Exercise aim:
Output the material word for word. Leave each picture out.

Input:
________________________________________
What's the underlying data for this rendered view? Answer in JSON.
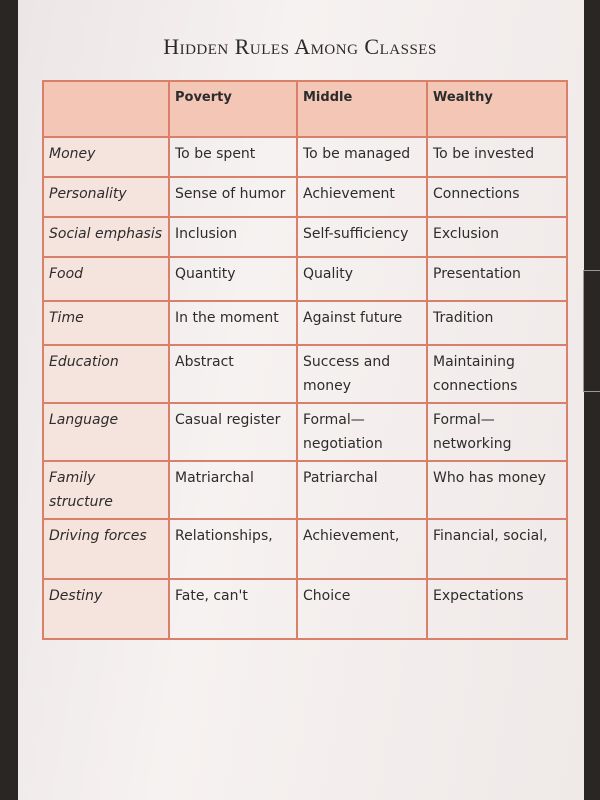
{
  "title": "Hidden Rules Among Classes",
  "table": {
    "header": [
      "Poverty",
      "Middle",
      "Wealthy"
    ],
    "rows": [
      [
        "Money",
        "To be spent",
        "To be managed",
        "To be invested"
      ],
      [
        "Personality",
        "Sense of humor",
        "Achievement",
        "Connections"
      ],
      [
        "Social emphasis",
        "Inclusion",
        "Self-sufficiency",
        "Exclusion"
      ],
      [
        "Food",
        "Quantity",
        "Quality",
        "Presentation"
      ],
      [
        "Time",
        "In the moment",
        "Against future",
        "Tradition"
      ],
      [
        "Education",
        "Abstract",
        "Success and money",
        "Maintaining connections"
      ],
      [
        "Language",
        "Casual register",
        "Formal—negotiation",
        "Formal—networking"
      ],
      [
        "Family structure",
        "Matriarchal",
        "Patriarchal",
        "Who has money"
      ],
      [
        "Driving forces",
        "Relationships,",
        "Achievement,",
        "Financial, social,"
      ],
      [
        "Destiny",
        "Fate, can't",
        "Choice",
        "Expectations"
      ]
    ]
  }
}
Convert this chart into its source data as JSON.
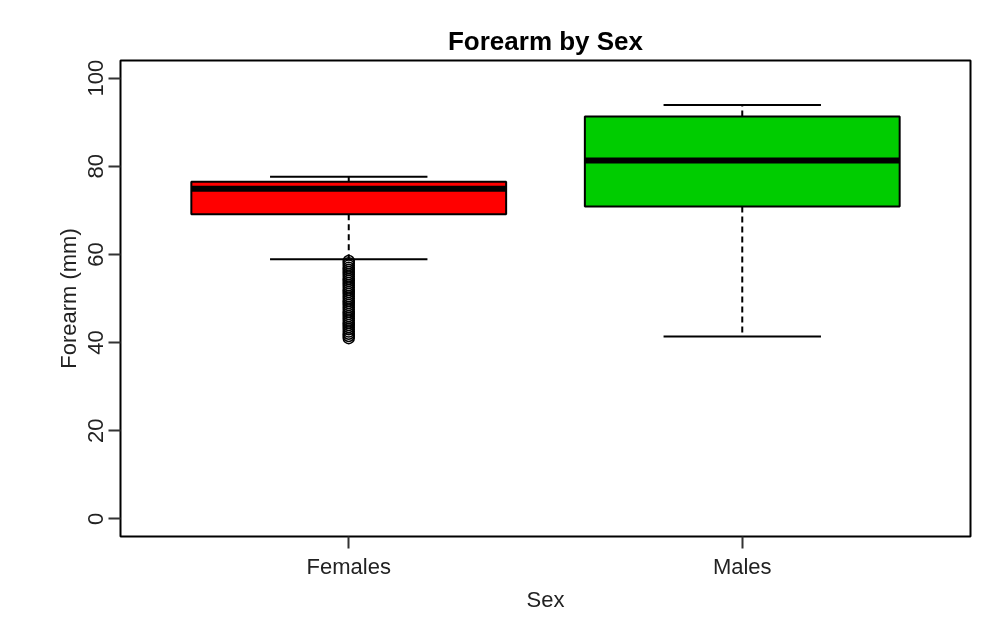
________________________________________
Solution for this exercise:
What's the underlying data for this rendered view? Answer in JSON.
{
  "title": "Hidden Rules Among Classes",
  "table": {
    "header": [
      "Poverty",
      "Middle",
      "Wealthy"
    ],
    "rows": [
      [
        "Money",
        "To be spent",
        "To be managed",
        "To be invested"
      ],
      [
        "Personality",
        "Sense of humor",
        "Achievement",
        "Connections"
      ],
      [
        "Social emphasis",
        "Inclusion",
        "Self-sufficiency",
        "Exclusion"
      ],
      [
        "Food",
        "Quantity",
        "Quality",
        "Presentation"
      ],
      [
        "Time",
        "In the moment",
        "Against future",
        "Tradition"
      ],
      [
        "Education",
        "Abstract",
        "Success and money",
        "Maintaining connections"
      ],
      [
        "Language",
        "Casual register",
        "Formal—negotiation",
        "Formal—networking"
      ],
      [
        "Family structure",
        "Matriarchal",
        "Patriarchal",
        "Who has money"
      ],
      [
        "Driving forces",
        "Relationships,",
        "Achievement,",
        "Financial, social,"
      ],
      [
        "Destiny",
        "Fate, can't",
        "Choice",
        "Expectations"
      ]
    ]
  }
}
Convert this chart into its source data as JSON.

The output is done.